--- INPUT FOR THIS TASK ---
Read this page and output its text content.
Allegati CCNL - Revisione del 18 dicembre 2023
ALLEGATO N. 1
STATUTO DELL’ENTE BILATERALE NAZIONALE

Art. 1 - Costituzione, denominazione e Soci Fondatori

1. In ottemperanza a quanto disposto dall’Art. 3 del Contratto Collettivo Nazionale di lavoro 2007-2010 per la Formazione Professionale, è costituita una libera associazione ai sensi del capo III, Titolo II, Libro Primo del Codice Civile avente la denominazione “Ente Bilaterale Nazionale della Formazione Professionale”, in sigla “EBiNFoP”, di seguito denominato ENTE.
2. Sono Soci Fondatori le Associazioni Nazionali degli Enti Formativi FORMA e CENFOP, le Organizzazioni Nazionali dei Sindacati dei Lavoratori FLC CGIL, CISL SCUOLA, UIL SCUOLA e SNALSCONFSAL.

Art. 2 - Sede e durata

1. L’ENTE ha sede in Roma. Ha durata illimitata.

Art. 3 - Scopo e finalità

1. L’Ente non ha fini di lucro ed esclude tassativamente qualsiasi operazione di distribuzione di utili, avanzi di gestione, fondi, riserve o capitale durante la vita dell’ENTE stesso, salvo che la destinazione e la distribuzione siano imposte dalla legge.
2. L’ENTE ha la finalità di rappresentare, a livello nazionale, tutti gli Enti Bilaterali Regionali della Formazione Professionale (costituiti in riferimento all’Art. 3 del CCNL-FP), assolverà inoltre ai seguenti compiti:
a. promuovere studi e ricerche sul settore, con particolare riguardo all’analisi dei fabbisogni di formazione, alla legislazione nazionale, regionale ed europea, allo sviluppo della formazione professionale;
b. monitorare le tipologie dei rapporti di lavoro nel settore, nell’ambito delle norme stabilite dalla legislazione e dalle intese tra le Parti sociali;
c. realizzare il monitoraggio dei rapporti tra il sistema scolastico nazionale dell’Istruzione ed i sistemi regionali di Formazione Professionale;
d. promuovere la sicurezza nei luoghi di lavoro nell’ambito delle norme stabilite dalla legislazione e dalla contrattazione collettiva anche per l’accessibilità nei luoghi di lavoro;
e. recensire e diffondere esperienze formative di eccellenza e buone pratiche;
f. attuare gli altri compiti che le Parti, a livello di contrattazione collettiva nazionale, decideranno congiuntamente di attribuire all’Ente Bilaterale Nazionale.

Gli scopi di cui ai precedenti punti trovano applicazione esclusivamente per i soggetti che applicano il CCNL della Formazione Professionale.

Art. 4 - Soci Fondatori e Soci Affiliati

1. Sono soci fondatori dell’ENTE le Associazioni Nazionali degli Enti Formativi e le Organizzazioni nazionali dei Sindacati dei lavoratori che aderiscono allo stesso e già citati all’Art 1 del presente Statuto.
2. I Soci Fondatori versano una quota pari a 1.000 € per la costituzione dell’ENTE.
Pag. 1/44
---
_TASK STATEMENT_. In the entries above, find every line holding the word "CCNL" and copy it out.

_WRITTEN ANSWER_.
Allegati CCNL - Revisione del 18 dicembre 2023
2. L’ENTE ha la finalità di rappresentare, a livello nazionale, tutti gli Enti Bilaterali Regionali della Formazione Professionale (costituiti in riferimento all’Art. 3 del CCNL-FP), assolverà inoltre ai seguenti compiti:
Gli scopi di cui ai precedenti punti trovano applicazione esclusivamente per i soggetti che applicano il CCNL della Formazione Professionale.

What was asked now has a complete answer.